* SELECTED EXCERPT *
▼▼▼

• Record Type:
    OSHA Instruction
  • Current Directive Number:
    CSP 01-03-001
  • Old Directive Number:
    STP 2.11
  • Title:
    Maritime Jurisdiction in State Plan States
  • Information Date:
  • Standard Number:
Archive Notice - OSHA Archive

NOTICE: This is an OSHA Archive Document, and may no longer represent OSHA Policy. It is presented here as historical content, for research and review purposes only.

OSHA Instruction STP 2.11 October 30, 1978




SUBJECT: Maritime Jurisdiction in State Plan States

Several questions have been raised recently as to the extent of Federal maritime jurisdiction in those States that have chosen to exclude the longshoring and maritime issues from their State plans.

Federal maritime jurisdiction under the Occupational Safety and Health Act is divided into two parts: that which is delegable to the States under an approved State plan; that which remains under exclusive Federal jurisdiction. States may assume jurisdiction over all onshore longshoring and maritime activities. However, due to the Constitutional provision for Federal government retention of full responsibility for regulation upon the navigable waterways of the United States, jurisdiction over offshore maritime and longshoring activities remains that of Federal OSHA and may not be assumed by the States. (Although the line between onshore and offshore, e.g. dry-docks, marine railways, graving docks, etc., is often less than clear, resolution of this controversy is not crucial to this memorandum.)

▲▲▲

* JOB 1 *
In the maritime jurisdiction directive, why can't States take over jurisdiction of offshore maritime and longshoring activities?
* JOB 2 *
Quote the stretch of the maritime jurisdiction directive from "NOTICE: This is" through "their State plans.".

* RAW RECORDS *
▼▼▼

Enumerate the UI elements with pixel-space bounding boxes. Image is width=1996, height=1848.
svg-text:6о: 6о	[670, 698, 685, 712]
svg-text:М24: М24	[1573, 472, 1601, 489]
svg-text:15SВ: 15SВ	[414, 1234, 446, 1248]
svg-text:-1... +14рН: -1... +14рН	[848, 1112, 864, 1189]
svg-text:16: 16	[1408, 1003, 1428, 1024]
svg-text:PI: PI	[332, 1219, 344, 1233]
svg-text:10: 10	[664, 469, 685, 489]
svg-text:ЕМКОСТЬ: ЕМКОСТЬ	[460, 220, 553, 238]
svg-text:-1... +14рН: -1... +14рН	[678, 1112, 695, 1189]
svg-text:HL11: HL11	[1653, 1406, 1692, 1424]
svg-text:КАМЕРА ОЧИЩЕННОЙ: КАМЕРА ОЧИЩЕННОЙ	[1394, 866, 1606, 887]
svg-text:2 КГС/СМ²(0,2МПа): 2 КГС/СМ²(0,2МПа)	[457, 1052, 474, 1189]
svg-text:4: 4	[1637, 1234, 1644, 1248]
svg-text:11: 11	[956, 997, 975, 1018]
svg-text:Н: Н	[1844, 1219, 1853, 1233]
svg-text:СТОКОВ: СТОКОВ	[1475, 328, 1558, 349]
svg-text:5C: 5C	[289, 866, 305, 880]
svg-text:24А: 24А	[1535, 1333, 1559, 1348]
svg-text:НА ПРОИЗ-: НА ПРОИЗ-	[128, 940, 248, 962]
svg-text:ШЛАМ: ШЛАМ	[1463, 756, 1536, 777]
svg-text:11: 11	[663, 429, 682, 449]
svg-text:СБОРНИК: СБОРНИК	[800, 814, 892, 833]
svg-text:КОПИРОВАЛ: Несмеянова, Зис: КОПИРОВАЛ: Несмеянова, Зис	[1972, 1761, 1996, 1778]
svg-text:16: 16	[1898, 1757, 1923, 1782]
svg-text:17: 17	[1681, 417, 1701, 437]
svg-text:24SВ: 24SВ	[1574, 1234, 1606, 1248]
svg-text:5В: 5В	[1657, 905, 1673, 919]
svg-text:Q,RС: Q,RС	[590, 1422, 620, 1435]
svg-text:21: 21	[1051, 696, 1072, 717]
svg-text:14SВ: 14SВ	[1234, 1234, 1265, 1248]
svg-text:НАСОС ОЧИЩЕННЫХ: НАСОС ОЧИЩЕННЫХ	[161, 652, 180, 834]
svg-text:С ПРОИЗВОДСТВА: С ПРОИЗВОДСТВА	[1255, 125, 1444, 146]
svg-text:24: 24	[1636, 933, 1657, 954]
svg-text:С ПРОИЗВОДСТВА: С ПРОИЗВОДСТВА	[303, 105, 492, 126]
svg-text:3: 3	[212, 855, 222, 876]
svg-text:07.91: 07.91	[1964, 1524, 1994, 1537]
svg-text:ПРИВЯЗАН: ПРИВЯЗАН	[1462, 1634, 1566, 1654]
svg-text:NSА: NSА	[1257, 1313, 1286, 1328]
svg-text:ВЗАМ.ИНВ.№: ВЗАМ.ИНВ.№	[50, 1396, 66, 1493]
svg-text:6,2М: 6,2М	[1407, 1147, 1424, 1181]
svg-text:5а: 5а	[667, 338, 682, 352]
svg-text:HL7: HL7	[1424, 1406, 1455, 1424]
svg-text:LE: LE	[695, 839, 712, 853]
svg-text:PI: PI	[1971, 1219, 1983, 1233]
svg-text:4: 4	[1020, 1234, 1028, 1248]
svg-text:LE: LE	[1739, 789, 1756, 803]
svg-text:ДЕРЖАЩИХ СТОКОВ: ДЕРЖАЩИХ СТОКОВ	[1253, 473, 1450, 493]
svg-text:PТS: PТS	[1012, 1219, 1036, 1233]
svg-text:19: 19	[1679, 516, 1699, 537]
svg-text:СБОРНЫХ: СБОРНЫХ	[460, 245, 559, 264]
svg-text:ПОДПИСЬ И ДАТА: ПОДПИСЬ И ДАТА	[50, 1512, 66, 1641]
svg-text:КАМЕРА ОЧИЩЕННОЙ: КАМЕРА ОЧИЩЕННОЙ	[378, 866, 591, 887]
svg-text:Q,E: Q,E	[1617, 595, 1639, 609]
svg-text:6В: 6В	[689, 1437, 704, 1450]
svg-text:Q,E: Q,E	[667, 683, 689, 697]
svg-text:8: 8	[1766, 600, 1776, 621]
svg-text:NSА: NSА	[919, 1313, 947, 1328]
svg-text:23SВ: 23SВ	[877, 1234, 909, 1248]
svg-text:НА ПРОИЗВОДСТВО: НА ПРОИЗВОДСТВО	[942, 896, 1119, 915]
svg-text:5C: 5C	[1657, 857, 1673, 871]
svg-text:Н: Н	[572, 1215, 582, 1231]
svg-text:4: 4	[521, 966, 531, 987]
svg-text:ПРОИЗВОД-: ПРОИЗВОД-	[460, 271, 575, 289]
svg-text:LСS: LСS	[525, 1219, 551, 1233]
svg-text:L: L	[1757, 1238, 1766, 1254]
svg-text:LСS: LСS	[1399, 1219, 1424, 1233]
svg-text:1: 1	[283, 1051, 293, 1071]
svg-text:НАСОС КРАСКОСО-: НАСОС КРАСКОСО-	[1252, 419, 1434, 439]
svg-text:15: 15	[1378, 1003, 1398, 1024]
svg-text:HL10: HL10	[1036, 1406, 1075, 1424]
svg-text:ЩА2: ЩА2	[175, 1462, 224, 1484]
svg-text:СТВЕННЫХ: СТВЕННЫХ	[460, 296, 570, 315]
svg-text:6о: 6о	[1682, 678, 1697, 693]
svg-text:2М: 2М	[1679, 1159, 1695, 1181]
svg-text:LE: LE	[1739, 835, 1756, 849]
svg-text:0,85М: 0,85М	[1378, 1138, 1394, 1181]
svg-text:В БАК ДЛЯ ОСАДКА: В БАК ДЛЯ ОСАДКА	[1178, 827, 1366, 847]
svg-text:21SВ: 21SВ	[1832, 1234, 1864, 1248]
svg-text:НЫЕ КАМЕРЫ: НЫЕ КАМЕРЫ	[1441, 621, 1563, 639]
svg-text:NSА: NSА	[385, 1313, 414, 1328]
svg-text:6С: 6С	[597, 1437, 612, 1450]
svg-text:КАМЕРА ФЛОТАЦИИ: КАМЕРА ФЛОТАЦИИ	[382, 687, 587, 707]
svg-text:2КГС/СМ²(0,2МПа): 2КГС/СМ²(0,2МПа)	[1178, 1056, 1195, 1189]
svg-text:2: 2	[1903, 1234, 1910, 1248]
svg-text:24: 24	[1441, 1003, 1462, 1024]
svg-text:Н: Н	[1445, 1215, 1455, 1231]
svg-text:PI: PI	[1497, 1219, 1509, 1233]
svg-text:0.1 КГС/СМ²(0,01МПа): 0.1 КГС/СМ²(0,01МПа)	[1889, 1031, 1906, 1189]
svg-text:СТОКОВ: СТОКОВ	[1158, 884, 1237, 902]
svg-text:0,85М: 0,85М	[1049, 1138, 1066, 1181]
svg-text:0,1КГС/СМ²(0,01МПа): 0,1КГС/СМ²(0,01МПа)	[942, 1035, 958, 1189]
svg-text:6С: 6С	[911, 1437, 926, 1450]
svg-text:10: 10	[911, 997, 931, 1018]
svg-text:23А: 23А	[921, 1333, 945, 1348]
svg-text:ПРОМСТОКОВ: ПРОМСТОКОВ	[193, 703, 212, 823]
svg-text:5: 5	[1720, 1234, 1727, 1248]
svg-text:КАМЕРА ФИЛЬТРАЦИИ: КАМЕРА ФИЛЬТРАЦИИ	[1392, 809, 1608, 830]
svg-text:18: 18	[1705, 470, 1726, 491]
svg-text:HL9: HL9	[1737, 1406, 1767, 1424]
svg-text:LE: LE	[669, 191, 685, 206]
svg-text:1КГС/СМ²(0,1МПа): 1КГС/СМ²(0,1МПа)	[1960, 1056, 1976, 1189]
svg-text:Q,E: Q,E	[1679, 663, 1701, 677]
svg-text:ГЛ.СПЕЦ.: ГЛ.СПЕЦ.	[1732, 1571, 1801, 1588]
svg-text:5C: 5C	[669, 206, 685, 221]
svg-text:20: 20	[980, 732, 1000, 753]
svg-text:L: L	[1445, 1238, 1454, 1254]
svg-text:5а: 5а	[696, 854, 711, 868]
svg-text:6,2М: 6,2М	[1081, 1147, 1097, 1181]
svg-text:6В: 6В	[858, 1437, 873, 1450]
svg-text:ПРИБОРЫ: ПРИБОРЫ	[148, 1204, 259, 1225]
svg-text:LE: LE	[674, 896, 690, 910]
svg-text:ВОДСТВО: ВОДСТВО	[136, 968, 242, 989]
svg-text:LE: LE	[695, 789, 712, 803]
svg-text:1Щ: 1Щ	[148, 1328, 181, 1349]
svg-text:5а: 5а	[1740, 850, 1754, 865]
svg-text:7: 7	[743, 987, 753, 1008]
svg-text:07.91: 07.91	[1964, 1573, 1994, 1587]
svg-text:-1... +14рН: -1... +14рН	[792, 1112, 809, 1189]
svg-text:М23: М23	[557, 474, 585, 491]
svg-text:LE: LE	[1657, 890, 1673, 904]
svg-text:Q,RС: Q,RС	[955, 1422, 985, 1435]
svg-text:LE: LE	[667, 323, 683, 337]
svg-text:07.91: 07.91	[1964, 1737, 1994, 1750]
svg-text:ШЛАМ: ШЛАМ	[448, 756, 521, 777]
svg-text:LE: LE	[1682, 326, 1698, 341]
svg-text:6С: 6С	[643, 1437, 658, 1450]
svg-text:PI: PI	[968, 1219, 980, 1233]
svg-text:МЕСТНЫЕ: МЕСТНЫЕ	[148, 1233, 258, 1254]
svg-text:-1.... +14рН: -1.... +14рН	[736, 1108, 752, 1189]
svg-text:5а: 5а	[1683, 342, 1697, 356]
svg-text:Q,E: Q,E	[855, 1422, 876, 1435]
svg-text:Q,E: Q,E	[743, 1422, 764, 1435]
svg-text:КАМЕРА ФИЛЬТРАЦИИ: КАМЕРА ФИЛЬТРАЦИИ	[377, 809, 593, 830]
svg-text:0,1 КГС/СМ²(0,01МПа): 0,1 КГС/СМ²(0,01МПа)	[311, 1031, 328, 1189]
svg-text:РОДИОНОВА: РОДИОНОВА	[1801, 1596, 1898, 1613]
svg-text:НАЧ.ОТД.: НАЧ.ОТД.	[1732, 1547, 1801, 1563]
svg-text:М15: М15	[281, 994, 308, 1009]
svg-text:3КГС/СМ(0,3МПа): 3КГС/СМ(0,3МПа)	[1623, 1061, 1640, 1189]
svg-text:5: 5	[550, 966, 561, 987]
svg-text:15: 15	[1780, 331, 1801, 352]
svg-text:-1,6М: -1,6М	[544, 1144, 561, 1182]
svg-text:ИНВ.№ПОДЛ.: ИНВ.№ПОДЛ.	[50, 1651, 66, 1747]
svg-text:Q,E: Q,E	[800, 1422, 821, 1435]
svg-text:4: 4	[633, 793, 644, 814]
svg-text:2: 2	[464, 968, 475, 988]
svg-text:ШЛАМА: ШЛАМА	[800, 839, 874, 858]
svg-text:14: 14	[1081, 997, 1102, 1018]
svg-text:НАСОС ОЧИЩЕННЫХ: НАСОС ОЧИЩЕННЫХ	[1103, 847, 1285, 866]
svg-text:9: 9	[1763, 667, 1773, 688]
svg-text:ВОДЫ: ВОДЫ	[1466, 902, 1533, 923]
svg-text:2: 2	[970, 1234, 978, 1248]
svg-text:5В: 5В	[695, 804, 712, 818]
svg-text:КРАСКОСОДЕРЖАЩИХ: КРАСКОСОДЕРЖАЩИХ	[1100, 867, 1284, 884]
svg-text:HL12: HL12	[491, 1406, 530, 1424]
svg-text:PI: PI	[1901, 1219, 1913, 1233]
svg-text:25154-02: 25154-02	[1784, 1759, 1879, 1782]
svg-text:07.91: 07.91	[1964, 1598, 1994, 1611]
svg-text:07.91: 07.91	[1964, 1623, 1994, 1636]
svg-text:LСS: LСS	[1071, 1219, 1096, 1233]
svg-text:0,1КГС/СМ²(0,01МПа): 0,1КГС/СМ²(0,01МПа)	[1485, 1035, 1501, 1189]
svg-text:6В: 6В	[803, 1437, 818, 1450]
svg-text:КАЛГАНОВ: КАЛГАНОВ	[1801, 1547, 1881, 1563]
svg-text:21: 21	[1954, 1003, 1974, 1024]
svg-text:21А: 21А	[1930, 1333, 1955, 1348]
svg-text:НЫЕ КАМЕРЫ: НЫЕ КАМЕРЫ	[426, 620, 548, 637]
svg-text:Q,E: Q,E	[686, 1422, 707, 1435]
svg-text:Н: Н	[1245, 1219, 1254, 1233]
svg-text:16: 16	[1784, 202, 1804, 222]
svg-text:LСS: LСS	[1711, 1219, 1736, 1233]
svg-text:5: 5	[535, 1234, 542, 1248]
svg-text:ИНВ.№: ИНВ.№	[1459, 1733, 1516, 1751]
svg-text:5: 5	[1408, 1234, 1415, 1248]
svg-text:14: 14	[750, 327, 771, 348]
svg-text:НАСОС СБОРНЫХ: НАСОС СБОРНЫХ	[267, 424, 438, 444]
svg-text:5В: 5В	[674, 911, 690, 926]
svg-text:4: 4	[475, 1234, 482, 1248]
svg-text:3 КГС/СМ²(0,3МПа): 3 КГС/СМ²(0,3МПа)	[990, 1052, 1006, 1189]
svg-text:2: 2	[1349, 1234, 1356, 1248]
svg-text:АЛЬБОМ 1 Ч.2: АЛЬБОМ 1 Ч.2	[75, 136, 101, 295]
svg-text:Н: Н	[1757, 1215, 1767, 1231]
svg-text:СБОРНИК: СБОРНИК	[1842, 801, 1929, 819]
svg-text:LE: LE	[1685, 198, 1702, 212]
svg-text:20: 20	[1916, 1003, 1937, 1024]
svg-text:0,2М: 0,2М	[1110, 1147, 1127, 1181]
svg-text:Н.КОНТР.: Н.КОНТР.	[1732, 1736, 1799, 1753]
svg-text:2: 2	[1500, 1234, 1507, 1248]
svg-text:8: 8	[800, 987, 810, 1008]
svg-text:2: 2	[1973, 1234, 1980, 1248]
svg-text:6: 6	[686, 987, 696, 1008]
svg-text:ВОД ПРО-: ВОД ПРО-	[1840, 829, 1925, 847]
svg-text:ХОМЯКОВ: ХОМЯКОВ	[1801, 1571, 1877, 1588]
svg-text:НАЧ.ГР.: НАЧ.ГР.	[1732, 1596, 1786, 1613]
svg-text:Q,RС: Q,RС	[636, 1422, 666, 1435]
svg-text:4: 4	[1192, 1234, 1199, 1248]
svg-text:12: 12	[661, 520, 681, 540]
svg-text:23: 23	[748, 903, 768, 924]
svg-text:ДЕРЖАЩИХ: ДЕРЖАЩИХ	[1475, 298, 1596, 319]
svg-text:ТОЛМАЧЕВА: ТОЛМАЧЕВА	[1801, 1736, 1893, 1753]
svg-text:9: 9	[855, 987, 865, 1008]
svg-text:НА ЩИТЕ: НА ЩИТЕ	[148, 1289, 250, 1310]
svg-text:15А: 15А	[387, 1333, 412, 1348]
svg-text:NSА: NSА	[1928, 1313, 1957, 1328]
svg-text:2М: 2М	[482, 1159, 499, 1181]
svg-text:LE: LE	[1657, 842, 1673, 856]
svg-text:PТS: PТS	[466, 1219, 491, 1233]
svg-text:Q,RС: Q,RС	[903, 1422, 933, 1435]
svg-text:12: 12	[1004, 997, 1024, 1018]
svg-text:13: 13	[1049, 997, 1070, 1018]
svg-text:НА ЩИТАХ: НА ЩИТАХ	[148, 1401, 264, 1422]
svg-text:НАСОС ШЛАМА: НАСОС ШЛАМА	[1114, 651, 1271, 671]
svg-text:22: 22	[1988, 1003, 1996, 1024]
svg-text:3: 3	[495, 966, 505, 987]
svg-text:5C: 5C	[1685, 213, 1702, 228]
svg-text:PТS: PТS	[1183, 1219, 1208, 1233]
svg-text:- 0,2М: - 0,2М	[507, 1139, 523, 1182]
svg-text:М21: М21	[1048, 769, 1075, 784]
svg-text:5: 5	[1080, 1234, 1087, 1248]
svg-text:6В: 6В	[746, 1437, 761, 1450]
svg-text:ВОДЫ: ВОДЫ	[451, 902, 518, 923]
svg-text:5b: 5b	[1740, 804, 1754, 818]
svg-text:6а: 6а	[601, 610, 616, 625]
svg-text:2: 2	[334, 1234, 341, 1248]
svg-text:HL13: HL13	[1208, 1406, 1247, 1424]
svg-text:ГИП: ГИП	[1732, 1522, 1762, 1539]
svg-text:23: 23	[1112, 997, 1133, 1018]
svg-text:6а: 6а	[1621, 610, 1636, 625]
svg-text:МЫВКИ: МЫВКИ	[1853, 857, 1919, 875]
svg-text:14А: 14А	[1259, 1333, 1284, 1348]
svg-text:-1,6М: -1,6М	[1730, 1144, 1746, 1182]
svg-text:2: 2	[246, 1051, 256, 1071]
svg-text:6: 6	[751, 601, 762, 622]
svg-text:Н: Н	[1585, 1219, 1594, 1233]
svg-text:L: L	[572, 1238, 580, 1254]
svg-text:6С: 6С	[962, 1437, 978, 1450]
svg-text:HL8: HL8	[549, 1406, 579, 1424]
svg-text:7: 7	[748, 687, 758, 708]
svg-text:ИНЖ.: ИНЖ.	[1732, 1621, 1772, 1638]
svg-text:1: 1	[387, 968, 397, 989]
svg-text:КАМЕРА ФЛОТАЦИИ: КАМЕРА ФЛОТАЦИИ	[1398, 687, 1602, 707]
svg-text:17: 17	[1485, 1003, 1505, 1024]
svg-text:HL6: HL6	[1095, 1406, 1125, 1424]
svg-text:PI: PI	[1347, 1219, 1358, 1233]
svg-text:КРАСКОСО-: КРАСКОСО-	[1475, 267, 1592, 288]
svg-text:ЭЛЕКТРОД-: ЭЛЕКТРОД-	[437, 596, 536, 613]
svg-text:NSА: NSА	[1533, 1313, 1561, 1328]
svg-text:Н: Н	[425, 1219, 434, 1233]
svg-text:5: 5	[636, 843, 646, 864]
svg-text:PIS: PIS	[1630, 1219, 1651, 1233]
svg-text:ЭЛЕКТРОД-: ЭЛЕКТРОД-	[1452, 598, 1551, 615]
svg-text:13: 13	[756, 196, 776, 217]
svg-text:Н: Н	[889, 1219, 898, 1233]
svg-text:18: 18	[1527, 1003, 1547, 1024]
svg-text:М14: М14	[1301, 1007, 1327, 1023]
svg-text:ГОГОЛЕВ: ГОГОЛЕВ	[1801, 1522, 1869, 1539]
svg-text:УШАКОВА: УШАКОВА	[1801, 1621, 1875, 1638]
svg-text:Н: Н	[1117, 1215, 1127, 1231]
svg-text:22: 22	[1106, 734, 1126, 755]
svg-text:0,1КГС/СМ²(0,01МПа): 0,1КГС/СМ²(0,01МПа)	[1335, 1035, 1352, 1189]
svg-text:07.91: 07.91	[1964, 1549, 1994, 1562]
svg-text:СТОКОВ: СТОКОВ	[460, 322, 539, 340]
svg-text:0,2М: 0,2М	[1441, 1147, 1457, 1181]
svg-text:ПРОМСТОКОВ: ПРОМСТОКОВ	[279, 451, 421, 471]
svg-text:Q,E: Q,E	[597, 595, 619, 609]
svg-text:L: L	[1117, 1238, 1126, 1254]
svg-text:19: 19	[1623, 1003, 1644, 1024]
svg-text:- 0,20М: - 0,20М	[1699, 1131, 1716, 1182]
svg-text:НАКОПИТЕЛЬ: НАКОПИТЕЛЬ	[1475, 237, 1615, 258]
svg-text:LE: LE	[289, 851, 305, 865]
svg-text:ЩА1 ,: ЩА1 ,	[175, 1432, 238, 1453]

▲▲▲

* WRITTEN REPLY 1 *
The Constitution provides that the Federal government keeps full responsibility for regulation on the navigable waterways of the United States. For that reason, offshore maritime and longshoring activities stay under Federal OSHA and cannot be assumed by the States.

* WRITTEN REPLY 2 *
NOTICE: This is an OSHA Archive Document, and may no longer represent OSHA Policy. It is presented here as historical content, for research and review purposes only.

OSHA Instruction STP 2.11 October 30, 1978




SUBJECT: Maritime Jurisdiction in State Plan States

Several questions have been raised recently as to the extent of Federal maritime jurisdiction in those States that have chosen to exclude the longshoring and maritime issues from their State plans.